* **STATED GOAL**: Beneath this sentence is a set of records; write each of them out exactly.

* **EXCERPTED DATA**:
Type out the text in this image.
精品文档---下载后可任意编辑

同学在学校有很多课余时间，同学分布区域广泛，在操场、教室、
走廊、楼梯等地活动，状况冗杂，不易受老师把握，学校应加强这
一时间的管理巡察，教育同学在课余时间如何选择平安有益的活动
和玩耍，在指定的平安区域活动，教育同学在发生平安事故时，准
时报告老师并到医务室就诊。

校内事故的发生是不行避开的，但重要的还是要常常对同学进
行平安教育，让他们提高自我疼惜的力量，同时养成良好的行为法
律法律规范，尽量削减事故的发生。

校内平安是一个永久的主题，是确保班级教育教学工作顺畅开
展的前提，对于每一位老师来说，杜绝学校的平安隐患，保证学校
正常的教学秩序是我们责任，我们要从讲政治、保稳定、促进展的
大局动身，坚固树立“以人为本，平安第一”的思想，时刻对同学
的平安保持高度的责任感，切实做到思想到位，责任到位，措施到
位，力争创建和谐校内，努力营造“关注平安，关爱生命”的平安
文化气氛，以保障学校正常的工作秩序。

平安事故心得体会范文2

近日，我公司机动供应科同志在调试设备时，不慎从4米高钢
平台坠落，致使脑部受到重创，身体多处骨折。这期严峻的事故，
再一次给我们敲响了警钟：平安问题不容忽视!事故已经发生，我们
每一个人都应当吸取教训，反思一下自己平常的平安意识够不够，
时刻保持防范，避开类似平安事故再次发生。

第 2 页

* **TASK RESULT**:
Type out the text in this image.
精品文档---下载后可任意编辑

同学在学校有很多课余时间，同学分布区域广泛，在操场、教室、
走廊、楼梯等地活动，状况冗杂，不易受老师把握，学校应加强这
一时间的管理巡察，教育同学在课余时间如何选择平安有益的活动
和玩耍，在指定的平安区域活动，教育同学在发生平安事故时，准
时报告老师并到医务室就诊。

校内事故的发生是不行避开的，但重要的还是要常常对同学进
行平安教育，让他们提高自我疼惜的力量，同时养成良好的行为法
律法律规范，尽量削减事故的发生。

校内平安是一个永久的主题，是确保班级教育教学工作顺畅开
展的前提，对于每一位老师来说，杜绝学校的平安隐患，保证学校
正常的教学秩序是我们责任，我们要从讲政治、保稳定、促进展的
大局动身，坚固树立“以人为本，平安第一”的思想，时刻对同学
的平安保持高度的责任感，切实做到思想到位，责任到位，措施到
位，力争创建和谐校内，努力营造“关注平安，关爱生命”的平安
文化气氛，以保障学校正常的工作秩序。

平安事故心得体会范文2

近日，我公司机动供应科同志在调试设备时，不慎从4米高钢
平台坠落，致使脑部受到重创，身体多处骨折。这期严峻的事故，
再一次给我们敲响了警钟：平安问题不容忽视!事故已经发生，我们
每一个人都应当吸取教训，反思一下自己平常的平安意识够不够，
时刻保持防范，避开类似平安事故再次发生。

第 2 页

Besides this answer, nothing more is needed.